◆ **Stated goal**: Your task is to give the listing below back word for word, pictures excluded.

◆ **Supplied records**:
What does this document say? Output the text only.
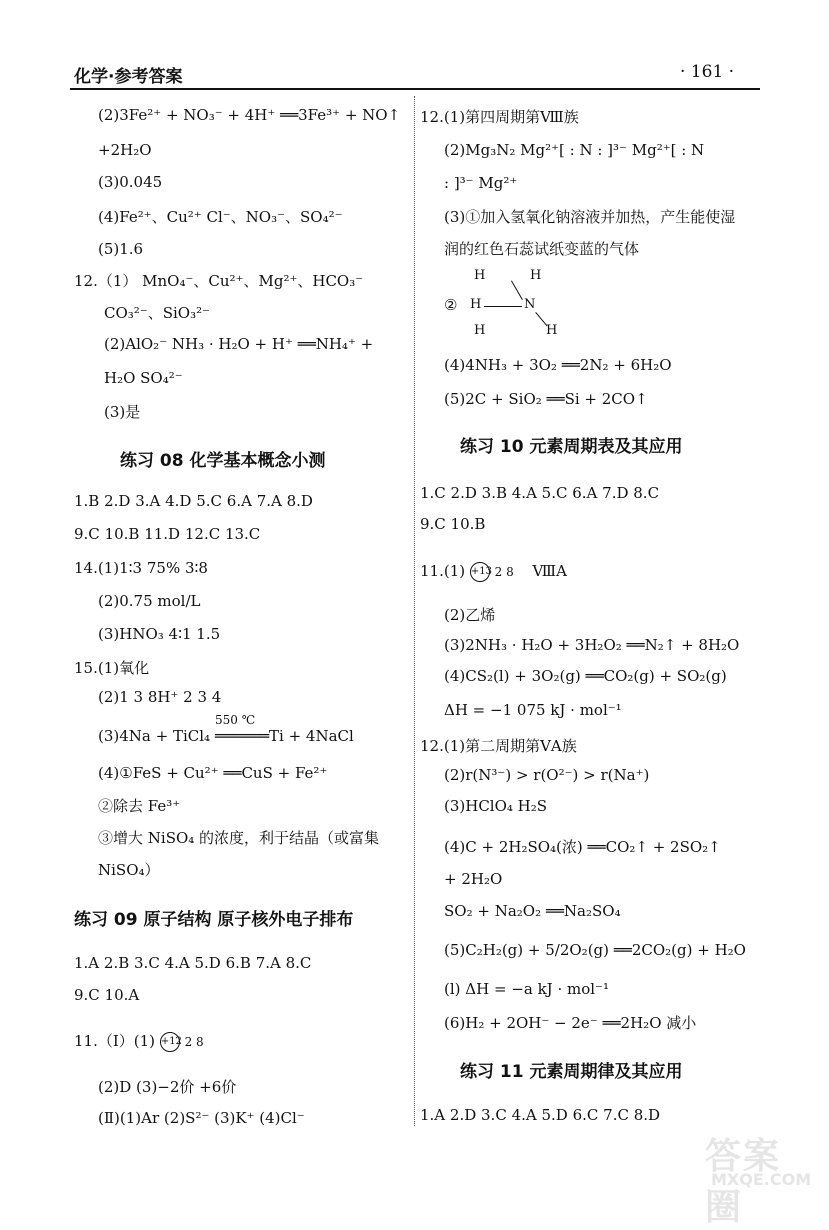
化学·参考答案	· 161 ·
(2)3Fe²⁺ + NO₃⁻ + 4H⁺ ══3Fe³⁺ + NO↑
+2H₂O
(3)0.045
(4)Fe²⁺、Cu²⁺ Cl⁻、NO₃⁻、SO₄²⁻
(5)1.6
12.（1） MnO₄⁻、Cu²⁺、Mg²⁺、HCO₃⁻
CO₃²⁻、SiO₃²⁻
(2)AlO₂⁻ NH₃ · H₂O + H⁺ ══NH₄⁺ +
H₂O SO₄²⁻
(3)是
1.B 2.D 3.A 4.D 5.C 6.A 7.A 8.D
9.C 10.B 11.D 12.C 13.C
14.(1)1∶3 75% 3∶8
(2)0.75 mol/L
(3)HNO₃ 4∶1 1.5
15.(1)氧化
(2)1 3 8H⁺ 2 3 4
(3)4Na + TiCl₄ ══════Ti + 4NaCl
(4)①FeS + Cu²⁺ ══CuS + Fe²⁺
②除去 Fe³⁺
③增大 NiSO₄ 的浓度，利于结晶（或富集
NiSO₄）
1.A 2.B 3.C 4.A 5.D 6.B 7.A 8.C
9.C 10.A
(2)D (3)−2价 +6价
(Ⅱ)(1)Ar (2)S²⁻ (3)K⁺ (4)Cl⁻
12.(1)第四周期第Ⅷ族
(2)Mg₃N₂ Mg²⁺[ : N : ]³⁻ Mg²⁺[ : N
: ]³⁻ Mg²⁺
(3)①加入氢氧化钠溶液并加热，产生能使湿
润的红色石蕊试纸变蓝的气体
(4)4NH₃ + 3O₂ ══2N₂ + 6H₂O
(5)2C + SiO₂ ══Si + 2CO↑
1.C 2.D 3.B 4.A 5.C 6.A 7.D 8.C
9.C 10.B
(2)乙烯
(3)2NH₃ · H₂O + 3H₂O₂ ══N₂↑ + 8H₂O
(4)CS₂(l) + 3O₂(g) ══CO₂(g) + SO₂(g)
ΔH = −1 075 kJ · mol⁻¹
12.(1)第二周期第ⅤA族
(2)r(N³⁻) > r(O²⁻) > r(Na⁺)
(3)HClO₄ H₂S
(4)C + 2H₂SO₄(浓) ══CO₂↑ + 2SO₂↑
+ 2H₂O
SO₂ + Na₂O₂ ══Na₂SO₄
(5)C₂H₂(g) + 5/2O₂(g) ══2CO₂(g) + H₂O
(l) ΔH = −a kJ · mol⁻¹
(6)H₂ + 2OH⁻ − 2e⁻ ══2H₂O 减小
1.A 2.D 3.C 4.A 5.D 6.C 7.C 8.D
550 ℃
11.（Ⅰ）(1) +12 2 8
②
H	H
H	N
H	H
11.(1) +13 2 8 ⅧA
练习 08 化学基本概念小测
练习 09 原子结构 原子核外电子排布
练习 10 元素周期表及其应用
练习 11 元素周期律及其应用
答案圈
MXQE.COM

◆ **Written response**:
What does this document say? Output the text only.
化学·参考答案	· 161 ·
(2)3Fe²⁺ + NO₃⁻ + 4H⁺ ══3Fe³⁺ + NO↑
+2H₂O
(3)0.045
(4)Fe²⁺、Cu²⁺ Cl⁻、NO₃⁻、SO₄²⁻
(5)1.6
12.（1） MnO₄⁻、Cu²⁺、Mg²⁺、HCO₃⁻
CO₃²⁻、SiO₃²⁻
(2)AlO₂⁻ NH₃ · H₂O + H⁺ ══NH₄⁺ +
H₂O SO₄²⁻
(3)是
1.B 2.D 3.A 4.D 5.C 6.A 7.A 8.D
9.C 10.B 11.D 12.C 13.C
14.(1)1∶3 75% 3∶8
(2)0.75 mol/L
(3)HNO₃ 4∶1 1.5
15.(1)氧化
(2)1 3 8H⁺ 2 3 4
(3)4Na + TiCl₄ ══════Ti + 4NaCl
(4)①FeS + Cu²⁺ ══CuS + Fe²⁺
②除去 Fe³⁺
③增大 NiSO₄ 的浓度，利于结晶（或富集
NiSO₄）
1.A 2.B 3.C 4.A 5.D 6.B 7.A 8.C
9.C 10.A
(2)D (3)−2价 +6价
(Ⅱ)(1)Ar (2)S²⁻ (3)K⁺ (4)Cl⁻
12.(1)第四周期第Ⅷ族
(2)Mg₃N₂ Mg²⁺[ : N : ]³⁻ Mg²⁺[ : N
: ]³⁻ Mg²⁺
(3)①加入氢氧化钠溶液并加热，产生能使湿
润的红色石蕊试纸变蓝的气体
(4)4NH₃ + 3O₂ ══2N₂ + 6H₂O
(5)2C + SiO₂ ══Si + 2CO↑
1.C 2.D 3.B 4.A 5.C 6.A 7.D 8.C
9.C 10.B
(2)乙烯
(3)2NH₃ · H₂O + 3H₂O₂ ══N₂↑ + 8H₂O
(4)CS₂(l) + 3O₂(g) ══CO₂(g) + SO₂(g)
ΔH = −1 075 kJ · mol⁻¹
12.(1)第二周期第ⅤA族
(2)r(N³⁻) > r(O²⁻) > r(Na⁺)
(3)HClO₄ H₂S
(4)C + 2H₂SO₄(浓) ══CO₂↑ + 2SO₂↑
+ 2H₂O
SO₂ + Na₂O₂ ══Na₂SO₄
(5)C₂H₂(g) + 5/2O₂(g) ══2CO₂(g) + H₂O
(l) ΔH = −a kJ · mol⁻¹
(6)H₂ + 2OH⁻ − 2e⁻ ══2H₂O 减小
1.A 2.D 3.C 4.A 5.D 6.C 7.C 8.D
550 ℃
11.（Ⅰ）(1) +12 2 8
②
H	H
H	N
H	H
11.(1) +13 2 8 ⅧA
练习 08 化学基本概念小测
练习 09 原子结构 原子核外电子排布
练习 10 元素周期表及其应用
练习 11 元素周期律及其应用
答案圈
MXQE.COM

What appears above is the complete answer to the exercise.